Work instructions:
• A. Summarize the passage on the draft fundraising code in two sentences.
• B. Duplicate the passage on the draft fundraising code between "The FR inherited" and "our main thoughts.", inclusive.
═══ Passage ═══
What NCVO thinks about a new draft Code of Fundraising Practice

The Fundraising Regulator (FR) has been consulting on a new, redrafted Code of Fundraising Practice, and the consultation closed on Friday 16 November.

The FR inherited the code from the Institute of Fundraising and it’s changed gradually over the years. As a result, all sides agree there’s a lot of repetition and unnecessary complexity in the current code and the FR has been looking into tidying it up, removing unnecessary rules and making it easier to use. NCVO has been looking at the draft code and responded to the consultation today. These are our main thoughts.

Overall: simpler, clearer and more consistent is better

Generally, we think the new draft is a good thing and should help make things easier for charities. By making the code shorter and removing duplication, the burden of compliance should go down. We have  mainly made suggestions for improvement rather than calling for a radical shift in approach.
═══ Recorded information ═══
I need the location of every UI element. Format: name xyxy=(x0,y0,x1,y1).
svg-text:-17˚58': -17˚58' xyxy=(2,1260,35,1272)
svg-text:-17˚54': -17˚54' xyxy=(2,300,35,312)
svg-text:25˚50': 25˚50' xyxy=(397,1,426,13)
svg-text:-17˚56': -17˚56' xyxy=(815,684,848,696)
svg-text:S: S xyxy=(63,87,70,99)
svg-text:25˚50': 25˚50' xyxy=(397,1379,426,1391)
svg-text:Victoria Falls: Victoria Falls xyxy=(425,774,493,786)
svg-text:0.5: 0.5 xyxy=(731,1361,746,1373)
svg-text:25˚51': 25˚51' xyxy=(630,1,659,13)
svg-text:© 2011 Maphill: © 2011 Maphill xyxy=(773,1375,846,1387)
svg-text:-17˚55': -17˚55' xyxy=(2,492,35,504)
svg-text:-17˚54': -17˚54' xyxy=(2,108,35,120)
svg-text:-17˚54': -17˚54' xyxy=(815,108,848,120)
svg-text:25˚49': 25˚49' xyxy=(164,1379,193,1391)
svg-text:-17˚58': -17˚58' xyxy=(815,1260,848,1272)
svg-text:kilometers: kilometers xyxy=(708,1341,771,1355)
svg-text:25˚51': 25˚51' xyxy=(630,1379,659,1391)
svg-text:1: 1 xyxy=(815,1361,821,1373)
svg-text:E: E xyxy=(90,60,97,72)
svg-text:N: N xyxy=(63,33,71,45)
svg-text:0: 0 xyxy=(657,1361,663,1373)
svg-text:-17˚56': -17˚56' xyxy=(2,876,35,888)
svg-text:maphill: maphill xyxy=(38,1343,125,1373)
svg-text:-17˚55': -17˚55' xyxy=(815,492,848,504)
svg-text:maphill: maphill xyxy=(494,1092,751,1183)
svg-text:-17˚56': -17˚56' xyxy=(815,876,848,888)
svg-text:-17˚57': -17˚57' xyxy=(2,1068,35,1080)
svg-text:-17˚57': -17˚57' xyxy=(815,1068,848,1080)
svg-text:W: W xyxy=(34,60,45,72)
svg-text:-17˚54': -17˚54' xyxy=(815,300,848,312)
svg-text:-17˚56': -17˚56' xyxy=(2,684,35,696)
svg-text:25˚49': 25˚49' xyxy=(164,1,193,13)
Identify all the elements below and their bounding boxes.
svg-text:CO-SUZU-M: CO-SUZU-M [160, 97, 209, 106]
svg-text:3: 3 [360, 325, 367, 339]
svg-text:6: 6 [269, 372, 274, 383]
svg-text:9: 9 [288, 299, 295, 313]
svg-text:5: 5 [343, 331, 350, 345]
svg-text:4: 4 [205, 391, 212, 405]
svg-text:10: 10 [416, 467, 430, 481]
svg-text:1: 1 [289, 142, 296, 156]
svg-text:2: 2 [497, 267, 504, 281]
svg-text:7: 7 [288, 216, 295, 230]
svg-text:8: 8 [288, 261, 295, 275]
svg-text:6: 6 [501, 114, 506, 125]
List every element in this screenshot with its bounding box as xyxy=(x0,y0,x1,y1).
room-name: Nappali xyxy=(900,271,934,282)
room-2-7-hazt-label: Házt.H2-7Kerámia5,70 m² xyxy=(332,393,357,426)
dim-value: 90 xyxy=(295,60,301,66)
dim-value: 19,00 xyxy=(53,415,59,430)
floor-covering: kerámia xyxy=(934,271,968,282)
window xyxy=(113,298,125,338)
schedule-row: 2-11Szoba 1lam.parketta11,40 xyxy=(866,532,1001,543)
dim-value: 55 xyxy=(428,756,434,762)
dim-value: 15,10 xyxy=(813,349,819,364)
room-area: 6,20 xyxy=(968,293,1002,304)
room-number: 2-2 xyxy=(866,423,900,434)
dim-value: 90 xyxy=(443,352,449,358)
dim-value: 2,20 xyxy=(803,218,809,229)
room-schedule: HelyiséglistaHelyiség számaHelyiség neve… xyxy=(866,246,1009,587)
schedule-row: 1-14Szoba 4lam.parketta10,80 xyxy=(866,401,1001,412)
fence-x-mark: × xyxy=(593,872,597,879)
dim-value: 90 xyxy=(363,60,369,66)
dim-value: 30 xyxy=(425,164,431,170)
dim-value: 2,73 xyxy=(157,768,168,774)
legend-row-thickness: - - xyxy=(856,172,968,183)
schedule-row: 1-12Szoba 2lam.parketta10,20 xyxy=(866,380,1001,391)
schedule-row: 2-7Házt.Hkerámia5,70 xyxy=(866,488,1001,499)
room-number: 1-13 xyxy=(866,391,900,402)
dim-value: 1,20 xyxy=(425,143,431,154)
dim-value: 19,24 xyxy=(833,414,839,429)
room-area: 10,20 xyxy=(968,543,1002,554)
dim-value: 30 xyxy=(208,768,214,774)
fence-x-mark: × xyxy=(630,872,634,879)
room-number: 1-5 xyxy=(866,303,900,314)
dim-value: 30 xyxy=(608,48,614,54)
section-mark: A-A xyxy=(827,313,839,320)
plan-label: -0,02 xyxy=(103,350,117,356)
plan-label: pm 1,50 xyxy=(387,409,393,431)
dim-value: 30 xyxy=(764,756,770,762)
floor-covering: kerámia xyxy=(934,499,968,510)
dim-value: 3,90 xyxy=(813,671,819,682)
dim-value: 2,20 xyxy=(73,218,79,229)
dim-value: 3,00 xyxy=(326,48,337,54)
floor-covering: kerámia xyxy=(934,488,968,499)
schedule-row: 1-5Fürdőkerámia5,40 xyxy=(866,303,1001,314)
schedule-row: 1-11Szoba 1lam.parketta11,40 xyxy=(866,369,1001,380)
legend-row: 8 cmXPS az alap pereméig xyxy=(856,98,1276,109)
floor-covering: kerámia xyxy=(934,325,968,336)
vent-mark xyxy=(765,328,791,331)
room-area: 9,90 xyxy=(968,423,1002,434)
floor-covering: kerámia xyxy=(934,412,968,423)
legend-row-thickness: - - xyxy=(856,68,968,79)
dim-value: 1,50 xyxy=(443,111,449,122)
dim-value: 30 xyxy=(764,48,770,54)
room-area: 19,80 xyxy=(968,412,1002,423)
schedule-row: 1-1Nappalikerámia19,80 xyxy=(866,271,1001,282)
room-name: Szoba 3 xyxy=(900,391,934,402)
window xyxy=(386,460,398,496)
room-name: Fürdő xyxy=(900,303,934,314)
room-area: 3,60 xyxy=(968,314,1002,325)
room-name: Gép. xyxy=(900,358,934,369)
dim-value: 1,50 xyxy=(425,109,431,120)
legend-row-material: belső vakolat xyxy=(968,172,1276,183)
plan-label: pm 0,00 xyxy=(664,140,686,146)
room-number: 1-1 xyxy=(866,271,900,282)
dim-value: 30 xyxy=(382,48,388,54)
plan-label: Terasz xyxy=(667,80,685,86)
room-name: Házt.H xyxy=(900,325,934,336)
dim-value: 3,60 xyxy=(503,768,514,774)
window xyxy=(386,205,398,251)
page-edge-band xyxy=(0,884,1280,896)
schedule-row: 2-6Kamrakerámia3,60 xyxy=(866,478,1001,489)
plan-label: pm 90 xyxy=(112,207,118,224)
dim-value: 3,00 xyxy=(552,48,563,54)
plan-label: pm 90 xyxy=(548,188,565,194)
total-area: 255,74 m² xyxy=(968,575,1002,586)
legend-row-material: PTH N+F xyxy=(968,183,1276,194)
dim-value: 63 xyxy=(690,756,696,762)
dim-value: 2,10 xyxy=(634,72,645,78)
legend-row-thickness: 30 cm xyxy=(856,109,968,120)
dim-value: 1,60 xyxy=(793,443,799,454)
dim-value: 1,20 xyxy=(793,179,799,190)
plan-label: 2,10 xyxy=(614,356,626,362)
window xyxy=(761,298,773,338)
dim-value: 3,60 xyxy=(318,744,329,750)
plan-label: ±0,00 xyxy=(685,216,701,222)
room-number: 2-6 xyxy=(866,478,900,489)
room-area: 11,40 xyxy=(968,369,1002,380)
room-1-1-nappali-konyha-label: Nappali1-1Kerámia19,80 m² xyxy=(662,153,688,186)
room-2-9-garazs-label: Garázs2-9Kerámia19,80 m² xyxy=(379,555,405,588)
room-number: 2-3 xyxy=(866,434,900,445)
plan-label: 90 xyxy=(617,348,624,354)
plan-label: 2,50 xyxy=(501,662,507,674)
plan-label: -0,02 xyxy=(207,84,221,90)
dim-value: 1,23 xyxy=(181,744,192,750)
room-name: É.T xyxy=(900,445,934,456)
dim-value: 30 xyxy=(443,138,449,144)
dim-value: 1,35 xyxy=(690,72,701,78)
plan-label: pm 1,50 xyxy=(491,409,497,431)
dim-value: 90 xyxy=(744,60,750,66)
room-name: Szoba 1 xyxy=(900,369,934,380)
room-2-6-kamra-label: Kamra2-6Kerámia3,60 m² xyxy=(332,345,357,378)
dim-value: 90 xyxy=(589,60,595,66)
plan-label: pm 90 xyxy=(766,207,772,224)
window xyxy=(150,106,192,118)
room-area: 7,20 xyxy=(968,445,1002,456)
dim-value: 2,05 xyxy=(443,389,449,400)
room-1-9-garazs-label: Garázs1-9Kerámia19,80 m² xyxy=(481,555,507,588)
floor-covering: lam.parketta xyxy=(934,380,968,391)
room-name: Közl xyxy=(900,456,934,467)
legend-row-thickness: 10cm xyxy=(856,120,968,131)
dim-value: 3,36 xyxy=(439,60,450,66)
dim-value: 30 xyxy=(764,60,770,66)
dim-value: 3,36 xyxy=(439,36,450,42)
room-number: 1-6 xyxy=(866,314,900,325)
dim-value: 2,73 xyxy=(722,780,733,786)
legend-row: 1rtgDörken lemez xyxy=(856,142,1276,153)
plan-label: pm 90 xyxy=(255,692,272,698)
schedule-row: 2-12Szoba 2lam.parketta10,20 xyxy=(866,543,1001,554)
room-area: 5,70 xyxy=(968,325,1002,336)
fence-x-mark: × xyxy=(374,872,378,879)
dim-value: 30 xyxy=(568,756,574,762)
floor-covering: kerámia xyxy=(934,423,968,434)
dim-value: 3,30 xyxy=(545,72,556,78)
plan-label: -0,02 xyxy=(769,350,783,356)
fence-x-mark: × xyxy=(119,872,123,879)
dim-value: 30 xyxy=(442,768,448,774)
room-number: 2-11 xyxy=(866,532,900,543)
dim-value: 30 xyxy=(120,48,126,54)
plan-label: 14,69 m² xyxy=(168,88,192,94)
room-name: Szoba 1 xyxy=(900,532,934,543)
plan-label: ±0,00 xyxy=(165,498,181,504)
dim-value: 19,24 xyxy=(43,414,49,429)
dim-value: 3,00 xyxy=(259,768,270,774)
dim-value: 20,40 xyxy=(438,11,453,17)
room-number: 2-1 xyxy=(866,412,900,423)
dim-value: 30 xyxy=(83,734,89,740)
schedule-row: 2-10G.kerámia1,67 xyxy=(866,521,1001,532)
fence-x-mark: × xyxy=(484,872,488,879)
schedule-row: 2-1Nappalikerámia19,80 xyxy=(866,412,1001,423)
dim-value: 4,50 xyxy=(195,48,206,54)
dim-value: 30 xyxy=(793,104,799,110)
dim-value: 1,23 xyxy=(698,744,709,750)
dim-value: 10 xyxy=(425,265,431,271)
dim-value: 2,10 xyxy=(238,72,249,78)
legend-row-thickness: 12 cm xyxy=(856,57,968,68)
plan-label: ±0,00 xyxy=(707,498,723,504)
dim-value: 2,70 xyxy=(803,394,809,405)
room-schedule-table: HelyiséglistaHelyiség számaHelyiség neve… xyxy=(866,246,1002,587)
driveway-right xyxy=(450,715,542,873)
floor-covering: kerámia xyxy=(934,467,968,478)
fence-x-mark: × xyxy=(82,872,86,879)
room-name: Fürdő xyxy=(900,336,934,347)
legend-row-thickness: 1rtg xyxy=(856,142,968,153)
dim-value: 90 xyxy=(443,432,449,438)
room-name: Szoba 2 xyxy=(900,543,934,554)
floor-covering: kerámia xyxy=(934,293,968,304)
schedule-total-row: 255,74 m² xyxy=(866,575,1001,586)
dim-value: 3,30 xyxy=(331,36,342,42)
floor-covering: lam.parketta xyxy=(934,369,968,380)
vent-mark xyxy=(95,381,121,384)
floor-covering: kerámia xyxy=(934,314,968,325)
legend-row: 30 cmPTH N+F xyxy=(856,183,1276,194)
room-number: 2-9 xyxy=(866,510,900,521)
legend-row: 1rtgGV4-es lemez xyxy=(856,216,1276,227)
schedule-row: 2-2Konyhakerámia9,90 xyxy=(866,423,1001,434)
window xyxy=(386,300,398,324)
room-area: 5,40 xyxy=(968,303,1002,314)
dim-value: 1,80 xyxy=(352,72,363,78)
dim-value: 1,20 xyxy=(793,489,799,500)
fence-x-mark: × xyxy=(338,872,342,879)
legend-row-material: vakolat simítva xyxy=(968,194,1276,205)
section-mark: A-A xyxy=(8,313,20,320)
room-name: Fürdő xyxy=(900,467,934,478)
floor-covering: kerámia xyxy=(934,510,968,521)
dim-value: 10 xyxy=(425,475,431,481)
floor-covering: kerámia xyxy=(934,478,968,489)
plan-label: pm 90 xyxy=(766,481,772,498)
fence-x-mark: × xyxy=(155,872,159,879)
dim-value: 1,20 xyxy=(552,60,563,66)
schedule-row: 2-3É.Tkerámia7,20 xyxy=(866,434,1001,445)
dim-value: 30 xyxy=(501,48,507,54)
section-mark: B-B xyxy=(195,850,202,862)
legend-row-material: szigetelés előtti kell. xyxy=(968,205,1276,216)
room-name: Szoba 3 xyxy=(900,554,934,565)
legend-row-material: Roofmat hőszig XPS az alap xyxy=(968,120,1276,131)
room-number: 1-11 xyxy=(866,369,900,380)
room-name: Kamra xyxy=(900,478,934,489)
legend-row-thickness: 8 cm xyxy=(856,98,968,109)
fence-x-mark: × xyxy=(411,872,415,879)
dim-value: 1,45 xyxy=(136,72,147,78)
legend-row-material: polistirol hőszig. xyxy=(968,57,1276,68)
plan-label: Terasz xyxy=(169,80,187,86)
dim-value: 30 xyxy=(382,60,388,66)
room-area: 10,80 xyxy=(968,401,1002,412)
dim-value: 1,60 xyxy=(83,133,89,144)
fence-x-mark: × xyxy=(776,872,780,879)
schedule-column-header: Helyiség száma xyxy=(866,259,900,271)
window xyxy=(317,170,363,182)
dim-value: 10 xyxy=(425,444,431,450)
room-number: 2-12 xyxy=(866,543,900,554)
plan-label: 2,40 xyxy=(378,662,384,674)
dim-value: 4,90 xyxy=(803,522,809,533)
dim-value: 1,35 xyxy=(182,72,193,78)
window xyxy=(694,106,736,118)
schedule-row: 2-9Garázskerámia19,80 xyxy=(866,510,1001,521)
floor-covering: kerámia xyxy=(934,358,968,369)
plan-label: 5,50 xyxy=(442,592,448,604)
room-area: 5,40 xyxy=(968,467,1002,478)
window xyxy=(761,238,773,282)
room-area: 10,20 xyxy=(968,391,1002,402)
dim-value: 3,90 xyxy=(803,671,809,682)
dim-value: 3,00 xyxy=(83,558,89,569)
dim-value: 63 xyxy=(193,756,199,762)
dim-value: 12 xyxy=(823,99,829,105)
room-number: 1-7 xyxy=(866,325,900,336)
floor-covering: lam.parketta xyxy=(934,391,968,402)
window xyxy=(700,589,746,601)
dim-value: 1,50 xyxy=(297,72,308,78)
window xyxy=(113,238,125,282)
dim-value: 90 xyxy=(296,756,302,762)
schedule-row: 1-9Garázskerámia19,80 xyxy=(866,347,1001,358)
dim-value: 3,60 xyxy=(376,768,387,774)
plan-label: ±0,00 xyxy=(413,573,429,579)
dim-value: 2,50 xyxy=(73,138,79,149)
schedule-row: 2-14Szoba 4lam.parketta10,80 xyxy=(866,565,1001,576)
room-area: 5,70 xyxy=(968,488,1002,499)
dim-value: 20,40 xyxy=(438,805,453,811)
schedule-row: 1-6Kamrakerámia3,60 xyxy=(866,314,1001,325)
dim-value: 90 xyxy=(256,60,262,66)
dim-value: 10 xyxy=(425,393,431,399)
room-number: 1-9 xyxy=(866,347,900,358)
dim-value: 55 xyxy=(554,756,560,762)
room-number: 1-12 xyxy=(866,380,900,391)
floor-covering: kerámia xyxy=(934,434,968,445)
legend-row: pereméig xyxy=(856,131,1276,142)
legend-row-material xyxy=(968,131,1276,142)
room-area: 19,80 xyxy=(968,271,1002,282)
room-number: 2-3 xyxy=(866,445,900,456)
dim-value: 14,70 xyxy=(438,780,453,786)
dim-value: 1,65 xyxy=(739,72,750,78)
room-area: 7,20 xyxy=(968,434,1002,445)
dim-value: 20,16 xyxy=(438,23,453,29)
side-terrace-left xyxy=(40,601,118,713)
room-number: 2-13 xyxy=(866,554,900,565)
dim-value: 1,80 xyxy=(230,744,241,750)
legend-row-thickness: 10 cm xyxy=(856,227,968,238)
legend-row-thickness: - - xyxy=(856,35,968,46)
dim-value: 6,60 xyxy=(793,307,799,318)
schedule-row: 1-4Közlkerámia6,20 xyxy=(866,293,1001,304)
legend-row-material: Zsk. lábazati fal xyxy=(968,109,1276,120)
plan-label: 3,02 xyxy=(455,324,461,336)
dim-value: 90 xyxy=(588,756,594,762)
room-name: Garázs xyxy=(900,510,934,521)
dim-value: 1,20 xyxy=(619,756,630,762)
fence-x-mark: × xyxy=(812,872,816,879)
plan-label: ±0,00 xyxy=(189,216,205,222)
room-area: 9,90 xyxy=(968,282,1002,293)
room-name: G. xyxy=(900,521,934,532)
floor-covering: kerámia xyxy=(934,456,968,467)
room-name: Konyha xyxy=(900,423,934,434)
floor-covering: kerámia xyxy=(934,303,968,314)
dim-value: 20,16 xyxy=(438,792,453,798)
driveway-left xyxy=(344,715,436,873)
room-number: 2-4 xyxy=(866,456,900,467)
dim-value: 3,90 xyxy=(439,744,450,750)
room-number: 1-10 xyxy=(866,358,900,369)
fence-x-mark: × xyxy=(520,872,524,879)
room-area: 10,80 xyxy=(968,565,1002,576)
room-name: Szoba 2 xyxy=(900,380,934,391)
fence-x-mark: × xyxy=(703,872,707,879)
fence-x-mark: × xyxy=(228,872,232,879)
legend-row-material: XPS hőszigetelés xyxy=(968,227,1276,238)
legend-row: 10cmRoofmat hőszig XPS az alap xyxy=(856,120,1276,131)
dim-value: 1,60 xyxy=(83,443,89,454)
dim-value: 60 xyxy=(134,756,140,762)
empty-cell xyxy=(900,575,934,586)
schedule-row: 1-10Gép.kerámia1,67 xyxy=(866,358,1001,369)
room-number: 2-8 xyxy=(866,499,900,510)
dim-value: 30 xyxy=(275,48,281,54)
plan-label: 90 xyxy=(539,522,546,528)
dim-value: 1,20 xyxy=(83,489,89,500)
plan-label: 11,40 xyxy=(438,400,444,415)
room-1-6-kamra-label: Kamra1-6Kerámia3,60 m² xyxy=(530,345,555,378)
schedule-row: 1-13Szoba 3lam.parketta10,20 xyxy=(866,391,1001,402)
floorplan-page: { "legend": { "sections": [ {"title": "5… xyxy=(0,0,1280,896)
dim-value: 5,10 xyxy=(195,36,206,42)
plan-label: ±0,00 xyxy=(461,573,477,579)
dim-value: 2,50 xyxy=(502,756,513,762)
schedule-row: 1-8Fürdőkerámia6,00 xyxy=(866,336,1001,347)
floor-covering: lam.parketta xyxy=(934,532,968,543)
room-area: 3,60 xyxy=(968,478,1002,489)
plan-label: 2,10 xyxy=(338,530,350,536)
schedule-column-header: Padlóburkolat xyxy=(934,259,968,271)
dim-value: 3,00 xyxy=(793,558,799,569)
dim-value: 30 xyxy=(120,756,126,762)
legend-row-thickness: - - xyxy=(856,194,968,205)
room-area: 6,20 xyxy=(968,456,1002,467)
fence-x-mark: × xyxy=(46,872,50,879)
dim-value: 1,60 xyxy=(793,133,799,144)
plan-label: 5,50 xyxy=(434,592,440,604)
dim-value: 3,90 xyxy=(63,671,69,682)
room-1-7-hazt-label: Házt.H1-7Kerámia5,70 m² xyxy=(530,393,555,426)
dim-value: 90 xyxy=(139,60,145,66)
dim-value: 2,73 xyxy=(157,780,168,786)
═══
Task-by-task answers:
• A. The Fundraising Regulator has consulted on a redrafted Code of Fundraising Practice, which it inherited from the Institute of Fundraising and has been looking into tidying up by removing repetition and unnecessary rules. NCVO responded to the consultation, saying the new draft is generally a good thing that should reduce the burden of compliance for charities, and it mainly suggested improvements rather than a radical shift in approach.

• B.
The FR inherited the code from the Institute of Fundraising and it’s changed gradually over the years. As a result, all sides agree there’s a lot of repetition and unnecessary complexity in the current code and the FR has been looking into tidying it up, removing unnecessary rules and making it easier to use. NCVO has been looking at the draft code and responded to the consultation today. These are our main thoughts.